### WHAT IS BEING ASKED
From the listing below, extract each line containing the string "乙试管内各加入".

(Extracted data entries)
──────

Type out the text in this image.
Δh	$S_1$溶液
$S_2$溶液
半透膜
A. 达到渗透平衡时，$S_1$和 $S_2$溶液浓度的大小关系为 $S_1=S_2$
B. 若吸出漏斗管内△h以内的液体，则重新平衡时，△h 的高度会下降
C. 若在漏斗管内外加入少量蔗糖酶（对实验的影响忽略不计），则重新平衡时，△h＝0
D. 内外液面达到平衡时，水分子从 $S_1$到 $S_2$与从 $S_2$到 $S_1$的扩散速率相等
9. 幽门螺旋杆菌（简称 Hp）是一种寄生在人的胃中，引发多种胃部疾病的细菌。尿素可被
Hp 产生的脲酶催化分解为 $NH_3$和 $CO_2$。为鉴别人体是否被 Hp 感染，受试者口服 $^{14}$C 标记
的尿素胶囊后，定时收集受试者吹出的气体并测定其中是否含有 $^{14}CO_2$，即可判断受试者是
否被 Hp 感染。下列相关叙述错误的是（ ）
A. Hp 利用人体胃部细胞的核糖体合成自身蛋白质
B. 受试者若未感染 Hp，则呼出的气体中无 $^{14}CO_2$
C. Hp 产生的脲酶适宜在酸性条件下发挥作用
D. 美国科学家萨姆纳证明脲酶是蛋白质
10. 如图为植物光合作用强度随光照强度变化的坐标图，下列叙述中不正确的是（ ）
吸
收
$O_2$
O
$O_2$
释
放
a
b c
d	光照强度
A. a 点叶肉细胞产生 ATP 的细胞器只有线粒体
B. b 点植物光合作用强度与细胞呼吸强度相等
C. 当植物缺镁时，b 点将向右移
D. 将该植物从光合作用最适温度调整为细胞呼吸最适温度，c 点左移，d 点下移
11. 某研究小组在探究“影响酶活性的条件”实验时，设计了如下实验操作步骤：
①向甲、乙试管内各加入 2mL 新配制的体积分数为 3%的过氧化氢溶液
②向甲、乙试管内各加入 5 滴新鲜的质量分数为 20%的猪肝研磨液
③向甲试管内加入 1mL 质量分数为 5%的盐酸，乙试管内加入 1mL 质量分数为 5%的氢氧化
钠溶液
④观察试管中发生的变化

──────

### ANSWER FOR THIS EXERCISE
①向甲、乙试管内各加入 2mL 新配制的体积分数为 3%的过氧化氢溶液
②向甲、乙试管内各加入 5 滴新鲜的质量分数为 20%的猪肝研磨液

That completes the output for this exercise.